What needs to be done: Every entry needs to be printed exactly, please.

* begin Input material *

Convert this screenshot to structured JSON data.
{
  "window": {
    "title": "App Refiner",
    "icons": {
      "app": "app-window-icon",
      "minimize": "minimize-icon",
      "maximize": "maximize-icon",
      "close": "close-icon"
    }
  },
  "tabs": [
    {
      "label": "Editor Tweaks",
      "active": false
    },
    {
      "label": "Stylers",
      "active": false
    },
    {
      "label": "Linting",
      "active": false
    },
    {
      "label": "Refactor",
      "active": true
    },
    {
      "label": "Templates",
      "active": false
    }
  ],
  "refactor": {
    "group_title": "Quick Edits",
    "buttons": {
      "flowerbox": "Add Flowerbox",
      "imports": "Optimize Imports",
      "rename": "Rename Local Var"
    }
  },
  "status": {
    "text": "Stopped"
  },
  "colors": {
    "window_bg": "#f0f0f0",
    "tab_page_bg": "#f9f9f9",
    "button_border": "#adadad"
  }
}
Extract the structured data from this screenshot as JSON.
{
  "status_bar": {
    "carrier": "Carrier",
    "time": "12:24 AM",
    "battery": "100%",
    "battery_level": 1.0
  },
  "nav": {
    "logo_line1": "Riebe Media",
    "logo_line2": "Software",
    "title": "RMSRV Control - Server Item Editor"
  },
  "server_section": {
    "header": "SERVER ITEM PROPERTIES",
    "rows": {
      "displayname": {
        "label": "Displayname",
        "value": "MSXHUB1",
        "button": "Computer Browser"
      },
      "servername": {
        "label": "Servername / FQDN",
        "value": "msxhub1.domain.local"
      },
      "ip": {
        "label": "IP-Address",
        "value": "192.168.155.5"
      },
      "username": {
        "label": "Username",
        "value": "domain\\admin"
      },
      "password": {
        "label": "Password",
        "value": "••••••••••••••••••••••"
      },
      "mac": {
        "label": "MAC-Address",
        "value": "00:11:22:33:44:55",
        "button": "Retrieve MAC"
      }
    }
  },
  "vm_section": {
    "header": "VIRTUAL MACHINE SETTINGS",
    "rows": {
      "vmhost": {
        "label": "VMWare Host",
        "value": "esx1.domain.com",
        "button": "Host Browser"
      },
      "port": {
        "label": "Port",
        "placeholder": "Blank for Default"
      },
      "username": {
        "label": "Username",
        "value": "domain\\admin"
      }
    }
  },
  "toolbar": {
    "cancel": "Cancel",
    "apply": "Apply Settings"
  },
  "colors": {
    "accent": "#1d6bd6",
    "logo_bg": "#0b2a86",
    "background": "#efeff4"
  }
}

* end Input material *

Finished exercise:
Convert this screenshot to structured JSON data.
{
  "window": {
    "title": "App Refiner",
    "icons": {
      "app": "app-window-icon",
      "minimize": "minimize-icon",
      "maximize": "maximize-icon",
      "close": "close-icon"
    }
  },
  "tabs": [
    {
      "label": "Editor Tweaks",
      "active": false
    },
    {
      "label": "Stylers",
      "active": false
    },
    {
      "label": "Linting",
      "active": false
    },
    {
      "label": "Refactor",
      "active": true
    },
    {
      "label": "Templates",
      "active": false
    }
  ],
  "refactor": {
    "group_title": "Quick Edits",
    "buttons": {
      "flowerbox": "Add Flowerbox",
      "imports": "Optimize Imports",
      "rename": "Rename Local Var"
    }
  },
  "status": {
    "text": "Stopped"
  },
  "colors": {
    "window_bg": "#f0f0f0",
    "tab_page_bg": "#f9f9f9",
    "button_border": "#adadad"
  }
}
Extract the structured data from this screenshot as JSON.
{
  "status_bar": {
    "carrier": "Carrier",
    "time": "12:24 AM",
    "battery": "100%",
    "battery_level": 1.0
  },
  "nav": {
    "logo_line1": "Riebe Media",
    "logo_line2": "Software",
    "title": "RMSRV Control - Server Item Editor"
  },
  "server_section": {
    "header": "SERVER ITEM PROPERTIES",
    "rows": {
      "displayname": {
        "label": "Displayname",
        "value": "MSXHUB1",
        "button": "Computer Browser"
      },
      "servername": {
        "label": "Servername / FQDN",
        "value": "msxhub1.domain.local"
      },
      "ip": {
        "label": "IP-Address",
        "value": "192.168.155.5"
      },
      "username": {
        "label": "Username",
        "value": "domain\\admin"
      },
      "password": {
        "label": "Password",
        "value": "••••••••••••••••••••••"
      },
      "mac": {
        "label": "MAC-Address",
        "value": "00:11:22:33:44:55",
        "button": "Retrieve MAC"
      }
    }
  },
  "vm_section": {
    "header": "VIRTUAL MACHINE SETTINGS",
    "rows": {
      "vmhost": {
        "label": "VMWare Host",
        "value": "esx1.domain.com",
        "button": "Host Browser"
      },
      "port": {
        "label": "Port",
        "placeholder": "Blank for Default"
      },
      "username": {
        "label": "Username",
        "value": "domain\\admin"
      }
    }
  },
  "toolbar": {
    "cancel": "Cancel",
    "apply": "Apply Settings"
  },
  "colors": {
    "accent": "#1d6bd6",
    "logo_bg": "#0b2a86",
    "background": "#efeff4"
  }
}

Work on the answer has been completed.